EXTRACT:
▶
- TN 334 highlighted in red

Route information
- Maintained by TDOT
- Length: 2.5 mi (4.0 km)
- Existed: July 1, 1983–present

Major junctions
- South end: SR 335 in Alcoa
- North end: SR 333 in Louisville

Location
- Country: United States
- State: Tennessee
- Counties: Blount

Highway system
- Tennessee State Routes; Interstate; US; State;
| ← SR 333 |  | → SR 335 |

= Tennessee State Route 334 =

State highway in Tennessee

State Route 334 (SR 334), also known as Louisville Road, is 2.5 mile long north-south state highway in Blount County, Tennessee. It serves as a connector between the town of Louisville and the city of Alcoa.

==Route description==
SR 334 begins in northern Alcoa at an intersection with SR 335 (W Hunt Road), where the road continues south as Louisville Road into downtown. It heads northwest through suburban areas before entering farmland while passing along the southern edge of McGhee Tyson Airport. The highway continues northwest through farmland to enter Louisville and come to a roundabout with Miser Station Road and Mentor Road. SR 334 continues northwest through neighborhoods before coming to an end at an intersection with SR 333 (Louisville Road/Topside Road). The entire route of SR 334 is a two-lane highway.
◀
DATA SEGMENT:
▶
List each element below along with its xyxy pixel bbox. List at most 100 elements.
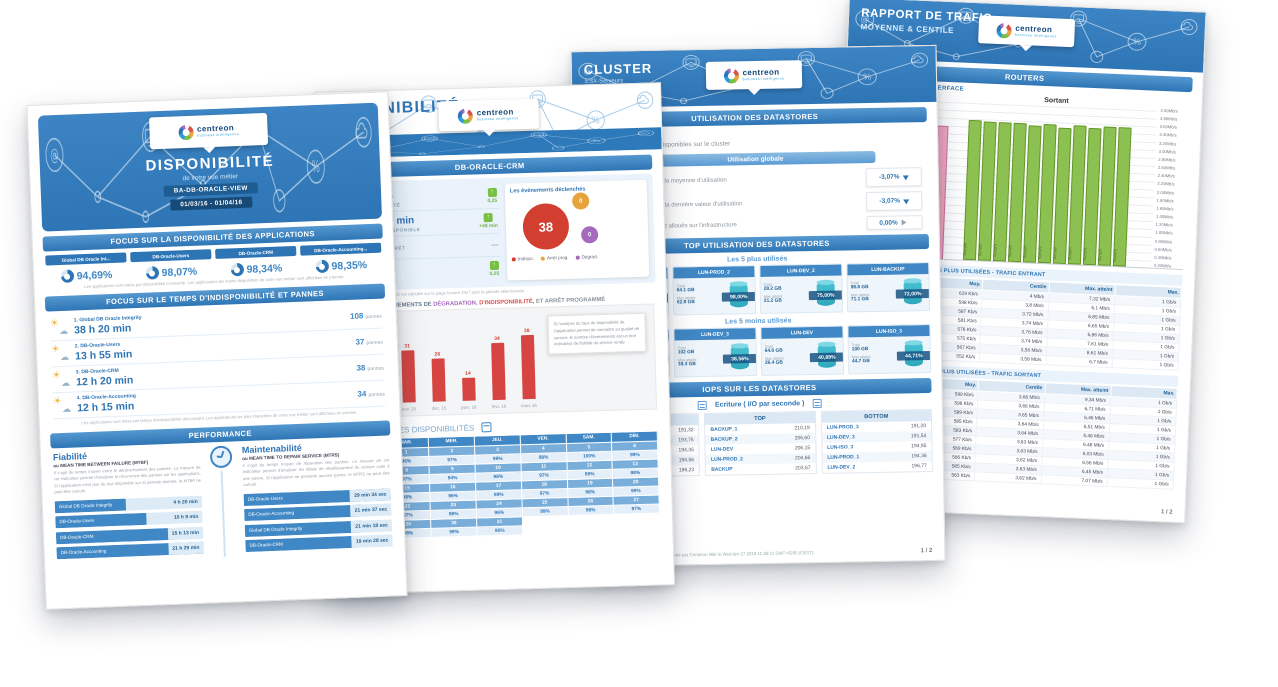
◀
INSTRUCTIONS:
a) Return the part of the State Route 334 article that opens with the words containing "State highway in Tennessee" and closes with "a two-lane highway.", copied word for word.
b) In the State Route 334 article, which airport does the highway pass along the southern edge of?

TASK RESPONSES:
a)
State highway in Tennessee

State Route 334 (SR 334), also known as Louisville Road, is 2.5 mile long north-south state highway in Blount County, Tennessee. It serves as a connector between the town of Louisville and the city of Alcoa.

==Route description==
SR 334 begins in northern Alcoa at an intersection with SR 335 (W Hunt Road), where the road continues south as Louisville Road into downtown. It heads northwest through suburban areas before entering farmland while passing along the southern edge of McGhee Tyson Airport. The highway continues northwest through farmland to enter Louisville and come to a roundabout with Miser Station Road and Mentor Road. SR 334 continues northwest through neighborhoods before coming to an end at an intersection with SR 333 (Louisville Road/Topside Road). The entire route of SR 334 is a two-lane highway.

b) McGhee Tyson Airport